● **Trecho selecionado**
■ ■ ■ ■ ■ ■ ■

Os pontos exatos dos avistamentos de 1910 não foram registrados com precisão e, por isso, os pesquisadores visitaram comunidades da região para conversar com caçadores locais e especialistas em florestas para descobrir se haviam visto chevrotains-de-dorso-prateado (existe outro chevrotain da espécie Tragulus kanchil que é bastante comum, mas não possui a porção posterior prateada).
A caça ilegal com armadilhas é abundante em todo o Vietnã, portanto, não foram fáceis essas conversas. Os cientistas tiveram que dedicar algum tempo para conhecer os moradores e ganhar sua confiança, conta An Nguyen, também da Global Wildlife Conservation, que liderou a expedição.
“No entanto as pessoas ficaram muito preocupadas com a quantidade de animais silvestres desaparecidos nos últimos cinco a dez anos”, prossegue Nguyen. “Elas sabem que é por causa da caça excessiva e do uso de armadilhas.”
Os moradores acabaram levando Nguyen e outros membros da expedição para lugares na floresta onde recentemente tinham avistado o que lhes parecia ser o chevrotain “perdido”. Após a instalação de armadilhas fotográficas entre novembro de 2017 e julho de 2018, foram obtidas fotos de 280 diferentes indivíduos de chevrotains-de-dorso-prateado, embora algumas possam ter sido avistamentos repetidos, gerando incerteza sobre o tamanho da população que vive na região.

■ ■ ■ ■ ■ ■ ■

● **Material fornecido**
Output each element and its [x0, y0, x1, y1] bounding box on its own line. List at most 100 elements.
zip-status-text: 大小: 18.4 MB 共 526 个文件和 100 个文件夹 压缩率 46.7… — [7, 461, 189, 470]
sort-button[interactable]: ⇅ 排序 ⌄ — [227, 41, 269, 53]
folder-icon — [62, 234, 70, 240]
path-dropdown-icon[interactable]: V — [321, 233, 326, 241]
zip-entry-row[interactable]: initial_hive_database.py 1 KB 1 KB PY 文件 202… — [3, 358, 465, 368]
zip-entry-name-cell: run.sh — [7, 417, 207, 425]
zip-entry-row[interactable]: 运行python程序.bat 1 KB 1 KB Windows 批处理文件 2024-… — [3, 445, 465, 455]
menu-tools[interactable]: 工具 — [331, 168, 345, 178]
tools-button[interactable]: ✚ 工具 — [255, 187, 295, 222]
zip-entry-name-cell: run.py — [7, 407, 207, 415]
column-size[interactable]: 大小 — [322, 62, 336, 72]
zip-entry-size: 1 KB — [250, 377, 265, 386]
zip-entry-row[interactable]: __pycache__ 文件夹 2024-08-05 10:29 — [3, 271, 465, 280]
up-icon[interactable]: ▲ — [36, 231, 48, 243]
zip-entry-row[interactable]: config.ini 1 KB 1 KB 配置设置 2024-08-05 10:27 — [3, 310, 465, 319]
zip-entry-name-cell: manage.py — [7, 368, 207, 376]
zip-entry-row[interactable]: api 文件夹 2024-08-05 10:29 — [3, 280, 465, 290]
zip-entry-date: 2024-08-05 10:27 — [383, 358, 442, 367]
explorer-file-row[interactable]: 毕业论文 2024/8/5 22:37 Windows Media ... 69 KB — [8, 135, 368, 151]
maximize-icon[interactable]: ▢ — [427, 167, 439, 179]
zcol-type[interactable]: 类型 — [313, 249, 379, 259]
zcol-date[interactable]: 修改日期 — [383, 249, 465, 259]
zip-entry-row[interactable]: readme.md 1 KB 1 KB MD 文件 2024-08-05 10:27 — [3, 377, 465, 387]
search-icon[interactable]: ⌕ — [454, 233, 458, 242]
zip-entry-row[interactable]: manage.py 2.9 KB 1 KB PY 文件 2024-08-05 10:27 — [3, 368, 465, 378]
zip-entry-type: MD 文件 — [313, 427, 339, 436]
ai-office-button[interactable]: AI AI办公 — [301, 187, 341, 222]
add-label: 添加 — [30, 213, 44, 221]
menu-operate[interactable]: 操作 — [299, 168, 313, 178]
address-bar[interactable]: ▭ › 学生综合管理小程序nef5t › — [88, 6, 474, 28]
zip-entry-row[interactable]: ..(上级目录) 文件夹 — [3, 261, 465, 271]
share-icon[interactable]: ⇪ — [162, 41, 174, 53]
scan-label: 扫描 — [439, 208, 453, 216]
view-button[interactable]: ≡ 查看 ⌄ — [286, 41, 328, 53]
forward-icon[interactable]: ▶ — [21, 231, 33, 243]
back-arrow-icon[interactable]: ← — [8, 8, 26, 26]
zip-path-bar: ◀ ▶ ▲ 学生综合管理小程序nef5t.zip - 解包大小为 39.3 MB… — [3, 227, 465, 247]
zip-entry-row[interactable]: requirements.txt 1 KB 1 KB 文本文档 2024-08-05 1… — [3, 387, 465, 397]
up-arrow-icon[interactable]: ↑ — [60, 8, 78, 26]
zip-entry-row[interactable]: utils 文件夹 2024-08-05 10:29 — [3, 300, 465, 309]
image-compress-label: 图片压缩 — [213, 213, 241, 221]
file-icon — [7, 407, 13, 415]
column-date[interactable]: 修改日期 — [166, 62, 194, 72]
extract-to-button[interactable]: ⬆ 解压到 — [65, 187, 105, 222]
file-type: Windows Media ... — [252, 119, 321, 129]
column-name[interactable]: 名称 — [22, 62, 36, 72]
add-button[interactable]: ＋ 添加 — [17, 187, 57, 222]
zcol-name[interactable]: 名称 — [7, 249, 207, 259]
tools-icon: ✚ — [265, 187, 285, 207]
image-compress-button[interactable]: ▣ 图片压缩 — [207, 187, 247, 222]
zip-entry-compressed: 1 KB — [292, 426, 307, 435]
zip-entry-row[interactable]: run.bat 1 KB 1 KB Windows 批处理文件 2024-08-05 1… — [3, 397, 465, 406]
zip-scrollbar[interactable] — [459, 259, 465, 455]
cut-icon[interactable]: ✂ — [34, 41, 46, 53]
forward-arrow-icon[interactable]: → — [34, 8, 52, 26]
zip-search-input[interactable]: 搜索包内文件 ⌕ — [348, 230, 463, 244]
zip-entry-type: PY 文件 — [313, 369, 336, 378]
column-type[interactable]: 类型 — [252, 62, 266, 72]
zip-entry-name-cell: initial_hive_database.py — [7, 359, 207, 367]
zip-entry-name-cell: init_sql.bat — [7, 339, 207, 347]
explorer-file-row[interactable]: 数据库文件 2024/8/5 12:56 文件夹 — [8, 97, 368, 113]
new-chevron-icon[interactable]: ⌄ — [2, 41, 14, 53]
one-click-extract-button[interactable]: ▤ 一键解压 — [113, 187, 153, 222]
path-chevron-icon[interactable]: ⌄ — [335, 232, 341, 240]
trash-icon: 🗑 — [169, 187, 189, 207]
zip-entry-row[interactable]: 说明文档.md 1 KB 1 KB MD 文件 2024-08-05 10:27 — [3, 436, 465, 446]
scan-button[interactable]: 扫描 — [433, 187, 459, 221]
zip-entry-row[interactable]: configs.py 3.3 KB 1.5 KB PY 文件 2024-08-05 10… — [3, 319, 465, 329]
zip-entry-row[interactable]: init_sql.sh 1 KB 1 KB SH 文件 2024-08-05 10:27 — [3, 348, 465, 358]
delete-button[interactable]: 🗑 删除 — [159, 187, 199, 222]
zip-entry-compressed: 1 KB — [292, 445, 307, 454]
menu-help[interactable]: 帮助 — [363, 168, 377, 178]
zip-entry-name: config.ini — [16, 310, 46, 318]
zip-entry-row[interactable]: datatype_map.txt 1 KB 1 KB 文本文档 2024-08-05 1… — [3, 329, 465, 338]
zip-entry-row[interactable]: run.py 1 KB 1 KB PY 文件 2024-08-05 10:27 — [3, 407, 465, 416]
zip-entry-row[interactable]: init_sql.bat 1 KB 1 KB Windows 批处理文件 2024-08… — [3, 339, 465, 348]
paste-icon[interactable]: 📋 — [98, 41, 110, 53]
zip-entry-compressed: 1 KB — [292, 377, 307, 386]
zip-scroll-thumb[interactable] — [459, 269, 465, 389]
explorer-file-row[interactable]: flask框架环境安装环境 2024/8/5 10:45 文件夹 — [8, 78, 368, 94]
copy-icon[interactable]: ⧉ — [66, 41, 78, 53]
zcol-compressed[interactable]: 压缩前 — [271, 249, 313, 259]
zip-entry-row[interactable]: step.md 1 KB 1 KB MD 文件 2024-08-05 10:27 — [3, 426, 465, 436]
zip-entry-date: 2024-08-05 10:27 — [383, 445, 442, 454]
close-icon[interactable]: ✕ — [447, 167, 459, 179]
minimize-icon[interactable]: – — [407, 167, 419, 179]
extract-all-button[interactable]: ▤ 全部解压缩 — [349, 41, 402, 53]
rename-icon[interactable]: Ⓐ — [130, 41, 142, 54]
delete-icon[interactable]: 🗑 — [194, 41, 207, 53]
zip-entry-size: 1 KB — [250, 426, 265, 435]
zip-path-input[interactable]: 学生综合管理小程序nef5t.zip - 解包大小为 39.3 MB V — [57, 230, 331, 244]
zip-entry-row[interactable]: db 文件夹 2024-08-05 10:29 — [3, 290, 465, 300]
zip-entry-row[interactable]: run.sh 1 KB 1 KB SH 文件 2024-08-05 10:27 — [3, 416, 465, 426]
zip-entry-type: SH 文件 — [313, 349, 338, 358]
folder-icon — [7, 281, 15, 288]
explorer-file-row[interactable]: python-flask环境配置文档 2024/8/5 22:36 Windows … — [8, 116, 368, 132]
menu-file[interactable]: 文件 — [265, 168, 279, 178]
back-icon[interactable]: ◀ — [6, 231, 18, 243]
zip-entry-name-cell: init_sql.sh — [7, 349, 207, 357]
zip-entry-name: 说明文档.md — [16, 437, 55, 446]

■ ■ ■ ■ ■ ■ ■

● **Detalhes da tarefa**
No trecho sobre o chevrotain-de-dorso-prateado, transforme em lista o parágrafo que começa com "A caça ilegal com armadilhas", mantendo os fatos principais.

● **Resultado da tarefa**
- A caça ilegal com armadilhas é comum em todo o Vietnã, por isso as conversas não foram fáceis.
- Os cientistas precisaram de tempo para conhecer os moradores e ganhar a confiança deles.
- Quem conta isso é An Nguyen, também da Global Wildlife Conservation, que liderou a expedição.